__DESCRIPTION OF THE TASK__
Gather every line that includes the word "натрия", please.

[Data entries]
================================

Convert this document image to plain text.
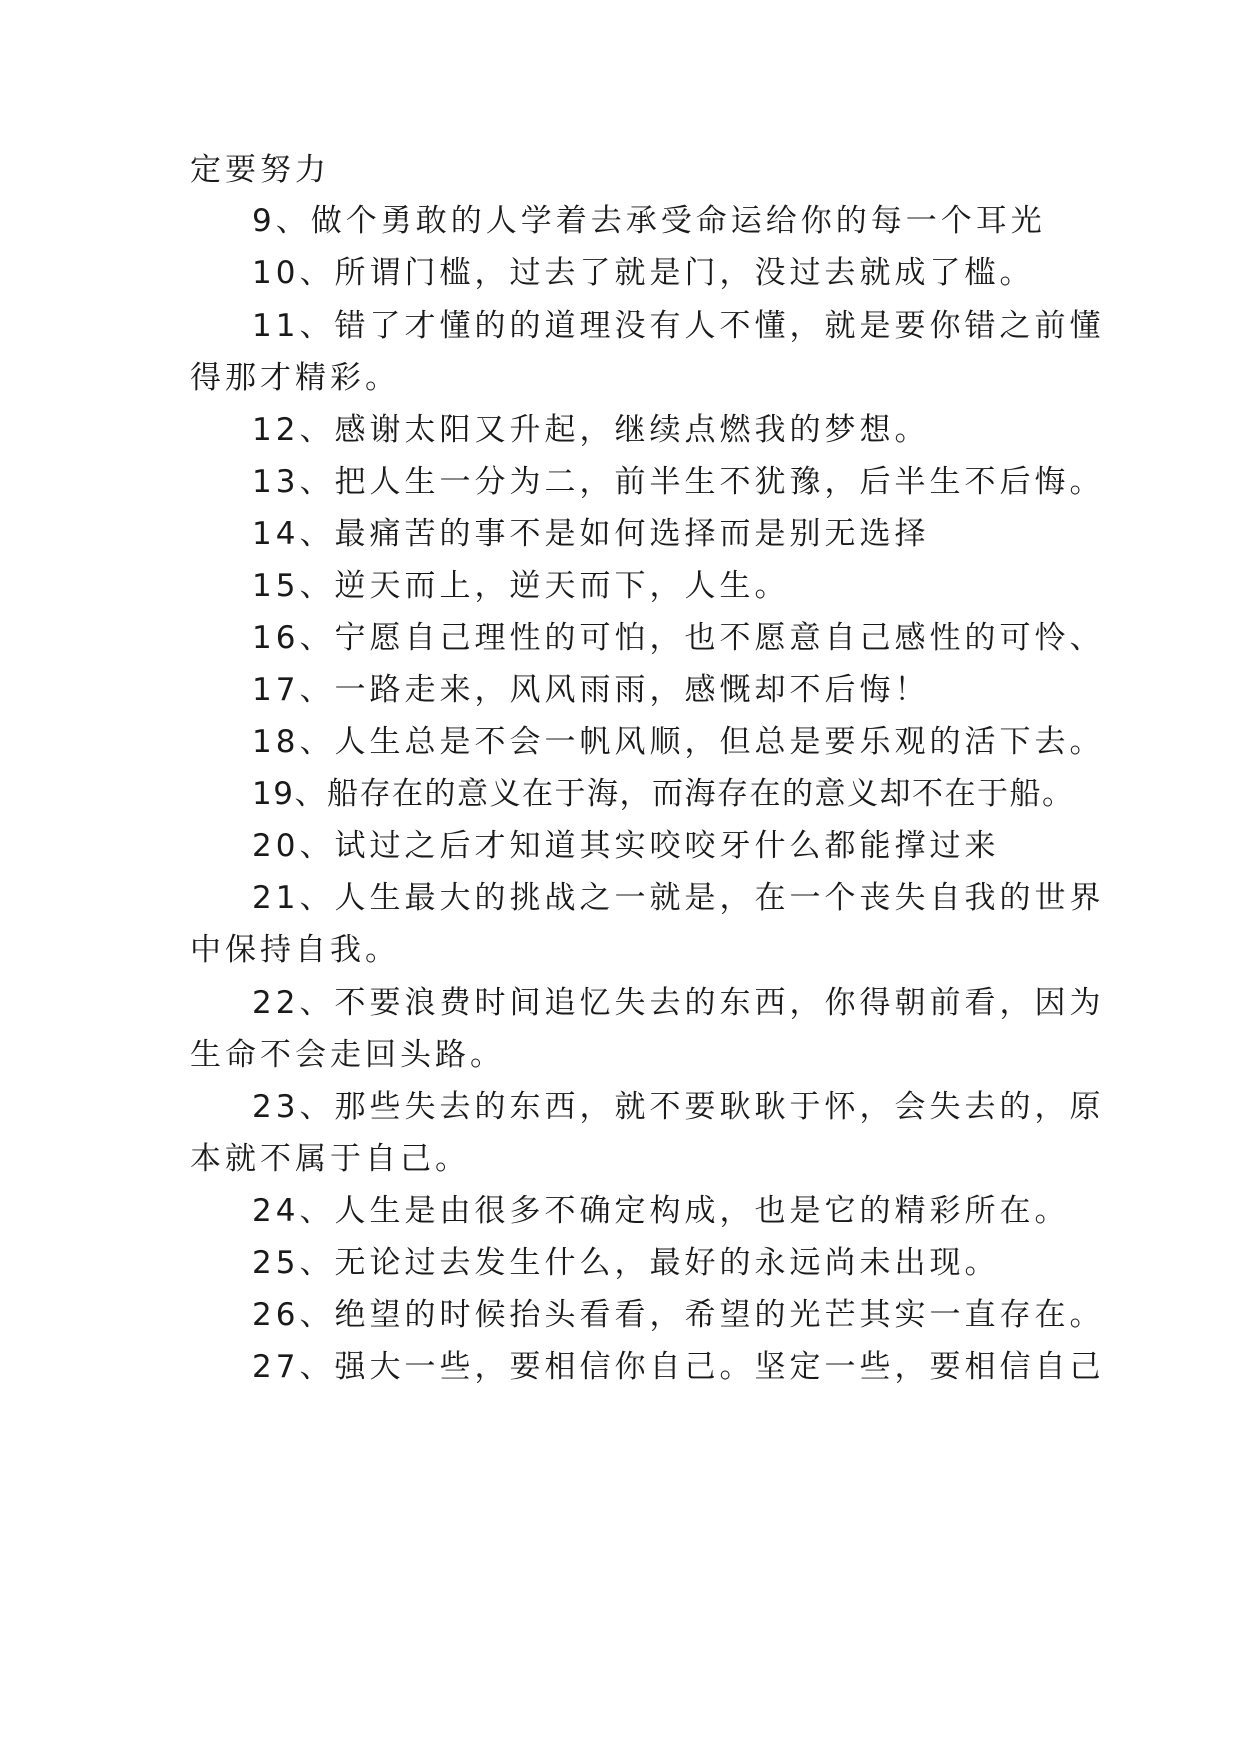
定要努力
9、做个勇敢的人学着去承受命运给你的每一个耳光
10、所谓门槛，过去了就是门，没过去就成了槛。
11、错了才懂的的道理没有人不懂，就是要你错之前懂
得那才精彩。
12、感谢太阳又升起，继续点燃我的梦想。
13、把人生一分为二，前半生不犹豫，后半生不后悔。
14、最痛苦的事不是如何选择而是别无选择
15、逆天而上，逆天而下，人生。
16、宁愿自己理性的可怕，也不愿意自己感性的可怜、
17、一路走来，风风雨雨，感慨却不后悔！
18、人生总是不会一帆风顺，但总是要乐观的活下去。
19、船存在的意义在于海，而海存在的意义却不在于船。
20、试过之后才知道其实咬咬牙什么都能撑过来
21、人生最大的挑战之一就是，在一个丧失自我的世界
中保持自我。
22、不要浪费时间追忆失去的东西，你得朝前看，因为
生命不会走回头路。
23、那些失去的东西，就不要耿耿于怀，会失去的，原
本就不属于自己。
24、人生是由很多不确定构成，也是它的精彩所在。
25、无论过去发生什么，最好的永远尚未出现。
26、绝望的时候抬头看看，希望的光芒其实一直存在。
27、强大一些，要相信你自己。坚定一些，要相信自己
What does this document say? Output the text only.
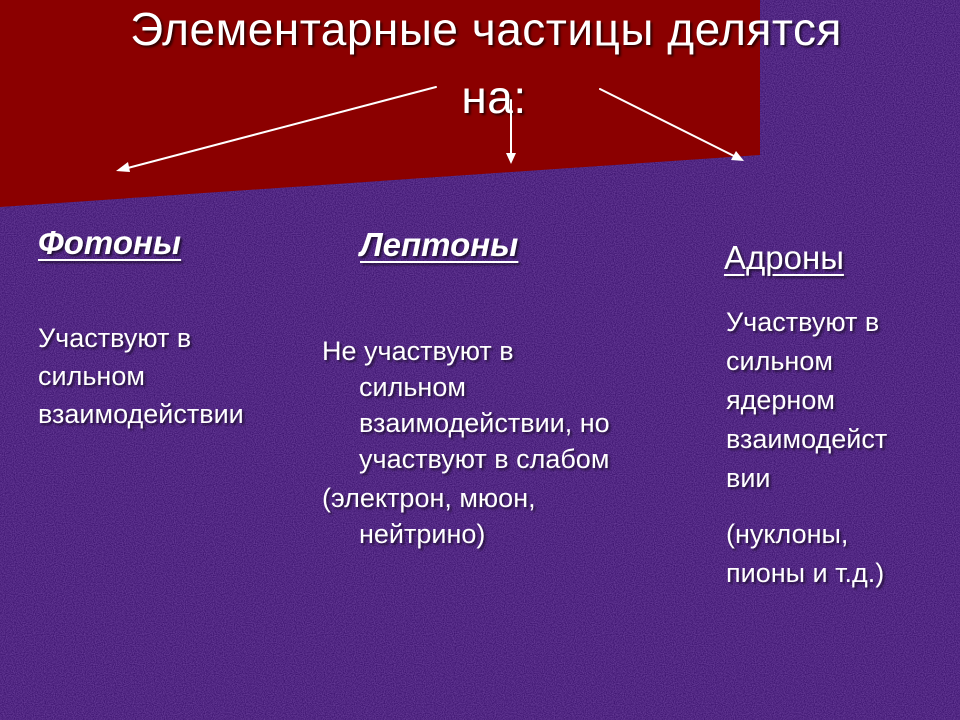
Элементарные частицы делятся
на:
Фотоны
Участвуют в
сильном
взаимодействии
Лептоны
Не участвуют в
сильном
взаимодействии, но
участвуют в слабом
(электрон, мюон,
нейтрино)
Адроны
Участвуют в
сильном
ядерном
взаимодейст
вии
(нуклоны,
пионы и т.д.)
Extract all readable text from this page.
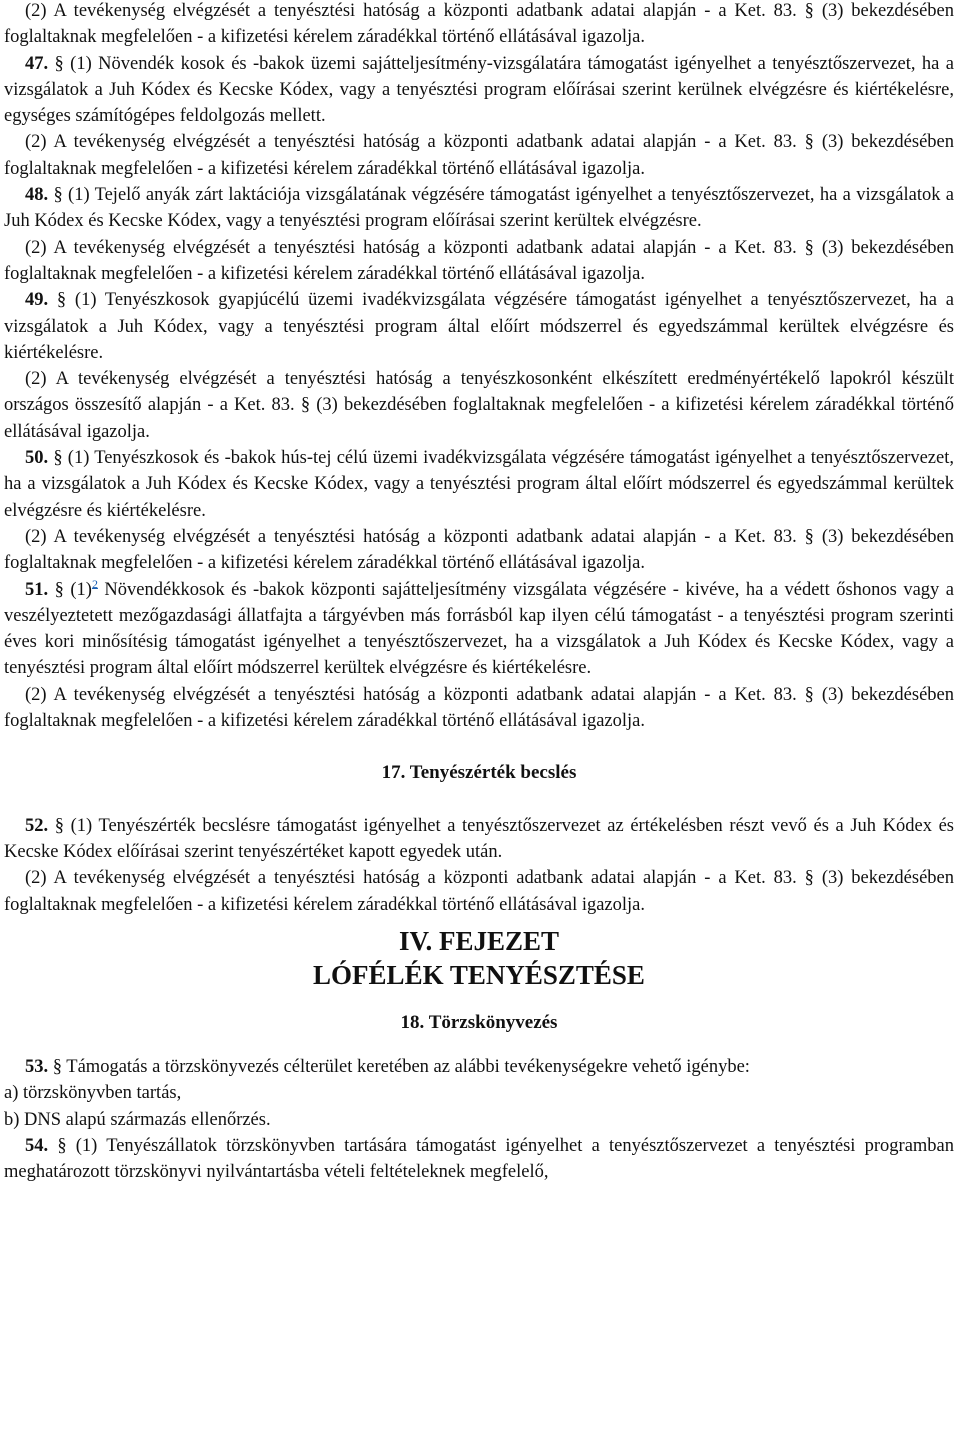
(2) A tevékenység elvégzését a tenyésztési hatóság a központi adatbank adatai alapján - a Ket. 83. § (3) bekezdésében foglaltaknak megfelelően - a kifizetési kérelem záradékkal történő ellátásával igazolja.

47. § (1) Növendék kosok és -bakok üzemi sajátteljesítmény-vizsgálatára támogatást igényelhet a tenyésztőszervezet, ha a vizsgálatok a Juh Kódex és Kecske Kódex, vagy a tenyésztési program előírásai szerint kerülnek elvégzésre és kiértékelésre, egységes számítógépes feldolgozás mellett.

(2) A tevékenység elvégzését a tenyésztési hatóság a központi adatbank adatai alapján - a Ket. 83. § (3) bekezdésében foglaltaknak megfelelően - a kifizetési kérelem záradékkal történő ellátásával igazolja.

48. § (1) Tejelő anyák zárt laktációja vizsgálatának végzésére támogatást igényelhet a tenyésztőszervezet, ha a vizsgálatok a Juh Kódex és Kecske Kódex, vagy a tenyésztési program előírásai szerint kerültek elvégzésre.

(2) A tevékenység elvégzését a tenyésztési hatóság a központi adatbank adatai alapján - a Ket. 83. § (3) bekezdésében foglaltaknak megfelelően - a kifizetési kérelem záradékkal történő ellátásával igazolja.

49. § (1) Tenyészkosok gyapjúcélú üzemi ivadékvizsgálata végzésére támogatást igényelhet a tenyésztőszervezet, ha a vizsgálatok a Juh Kódex, vagy a tenyésztési program által előírt módszerrel és egyedszámmal kerültek elvégzésre és kiértékelésre.

(2) A tevékenység elvégzését a tenyésztési hatóság a tenyészkosonként elkészített eredményértékelő lapokról készült országos összesítő alapján - a Ket. 83. § (3) bekezdésében foglaltaknak megfelelően - a kifizetési kérelem záradékkal történő ellátásával igazolja.

50. § (1) Tenyészkosok és -bakok hús-tej célú üzemi ivadékvizsgálata végzésére támogatást igényelhet a tenyésztőszervezet, ha a vizsgálatok a Juh Kódex és Kecske Kódex, vagy a tenyésztési program által előírt módszerrel és egyedszámmal kerültek elvégzésre és kiértékelésre.

(2) A tevékenység elvégzését a tenyésztési hatóság a központi adatbank adatai alapján - a Ket. 83. § (3) bekezdésében foglaltaknak megfelelően - a kifizetési kérelem záradékkal történő ellátásával igazolja.

51. § $(1)^2$ Növendékkosok és -bakok központi sajátteljesítmény vizsgálata végzésére - kivéve, ha a védett őshonos vagy a veszélyeztetett mezőgazdasági állatfajta a tárgyévben más forrásból kap ilyen célú támogatást - a tenyésztési program szerinti éves kori minősítésig támogatást igényelhet a tenyésztőszervezet, ha a vizsgálatok a Juh Kódex és Kecske Kódex, vagy a tenyésztési program által előírt módszerrel kerültek elvégzésre és kiértékelésre.

(2) A tevékenység elvégzését a tenyésztési hatóság a központi adatbank adatai alapján - a Ket. 83. § (3) bekezdésében foglaltaknak megfelelően - a kifizetési kérelem záradékkal történő ellátásával igazolja.

17. Tenyészérték becslés

52. § (1) Tenyészérték becslésre támogatást igényelhet a tenyésztőszervezet az értékelésben részt vevő és a Juh Kódex és Kecske Kódex előírásai szerint tenyészértéket kapott egyedek után.

(2) A tevékenység elvégzését a tenyésztési hatóság a központi adatbank adatai alapján - a Ket. 83. § (3) bekezdésében foglaltaknak megfelelően - a kifizetési kérelem záradékkal történő ellátásával igazolja.

IV. FEJEZET

LÓFÉLÉK TENYÉSZTÉSE

18. Törzskönyvezés

53. § Támogatás a törzskönyvezés célterület keretében az alábbi tevékenységekre vehető igénybe:

a) törzskönyvben tartás,

b) DNS alapú származás ellenőrzés.

54. § (1) Tenyészállatok törzskönyvben tartására támogatást igényelhet a tenyésztőszervezet a tenyésztési programban meghatározott törzskönyvi nyilvántartásba vételi feltételeknek megfelelő,
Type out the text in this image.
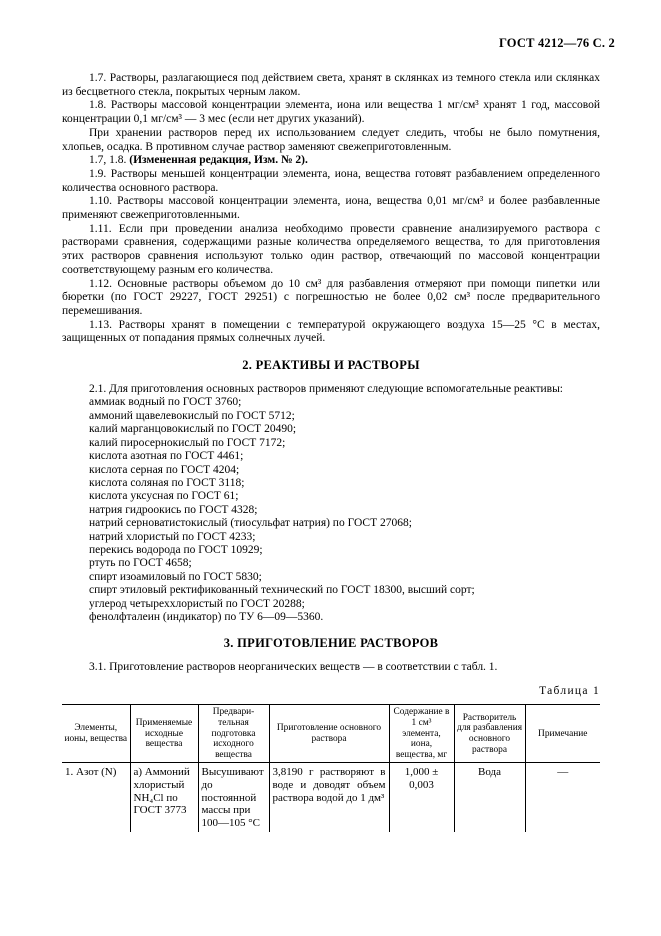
ГОСТ 4212—76 С. 2

1.7. Растворы, разлагающиеся под действием света, хранят в склянках из темного стекла или склянках из бесцветного стекла, покрытых черным лаком.

1.8. Растворы массовой концентрации элемента, иона или вещества 1 мг/см³ хранят 1 год, массовой концентрации 0,1 мг/см³ — 3 мес (если нет других указаний).

При хранении растворов перед их использованием следует следить, чтобы не было помутнения, хлопьев, осадка. В противном случае раствор заменяют свежеприготовленным.

1.7, 1.8. (Измененная редакция, Изм. № 2).

1.9. Растворы меньшей концентрации элемента, иона, вещества готовят разбавлением определенного количества основного раствора.

1.10. Растворы массовой концентрации элемента, иона, вещества 0,01 мг/см³ и более разбавленные применяют свежеприготовленными.

1.11. Если при проведении анализа необходимо провести сравнение анализируемого раствора с растворами сравнения, содержащими разные количества определяемого вещества, то для приготовления этих растворов сравнения используют только один раствор, отвечающий по массовой концентрации соответствующему разным его количества.

1.12. Основные растворы объемом до 10 см³ для разбавления отмеряют при помощи пипетки или бюретки (по ГОСТ 29227, ГОСТ 29251) с погрешностью не более 0,02 см³ после предварительного перемешивания.

1.13. Растворы хранят в помещении с температурой окружающего воздуха 15—25 °С в местах, защищенных от попадания прямых солнечных лучей.

2. РЕАКТИВЫ И РАСТВОРЫ

2.1. Для приготовления основных растворов применяют следующие вспомогательные реактивы:

аммиак водный по ГОСТ 3760;
аммоний щавелевокислый по ГОСТ 5712;
калий марганцовокислый по ГОСТ 20490;
калий пиросернокислый по ГОСТ 7172;
кислота азотная по ГОСТ 4461;
кислота серная по ГОСТ 4204;
кислота соляная по ГОСТ 3118;
кислота уксусная по ГОСТ 61;
натрия гидроокись по ГОСТ 4328;
натрий серноватистокислый (тиосульфат натрия) по ГОСТ 27068;
натрий хлористый по ГОСТ 4233;
перекись водорода по ГОСТ 10929;
ртуть по ГОСТ 4658;
спирт изоамиловый по ГОСТ 5830;
спирт этиловый ректификованный технический по ГОСТ 18300, высший сорт;
углерод четыреххлористый по ГОСТ 20288;
фенолфталеин (индикатор) по ТУ 6—09—5360.

3. ПРИГОТОВЛЕНИЕ РАСТВОРОВ

3.1. Приготовление растворов неорганических веществ — в соответствии с табл. 1.

Таблица 1

Элементы, ионы, вещества	Применяемые исходные вещества	Предвари- тельная подготовка исходного вещества	Приготовление основного раствора	Содержание в 1 см³ элемента, иона, вещества, мг	Растворитель для разбавления основного раствора	Примечание
1. Азот (N)	а) Аммоний хлористый NH₄Cl по ГОСТ 3773	Высушивают до постоянной массы при 100—105 °С	3,8190 г растворяют в воде и доводят объем раствора водой до 1 дм³	1,000 ± 0,003	Вода	—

================================

__RESPONSE FOR THIS EXERCISE__
натрия гидроокись по ГОСТ 4328;
натрий серноватистокислый (тиосульфат натрия) по ГОСТ 27068;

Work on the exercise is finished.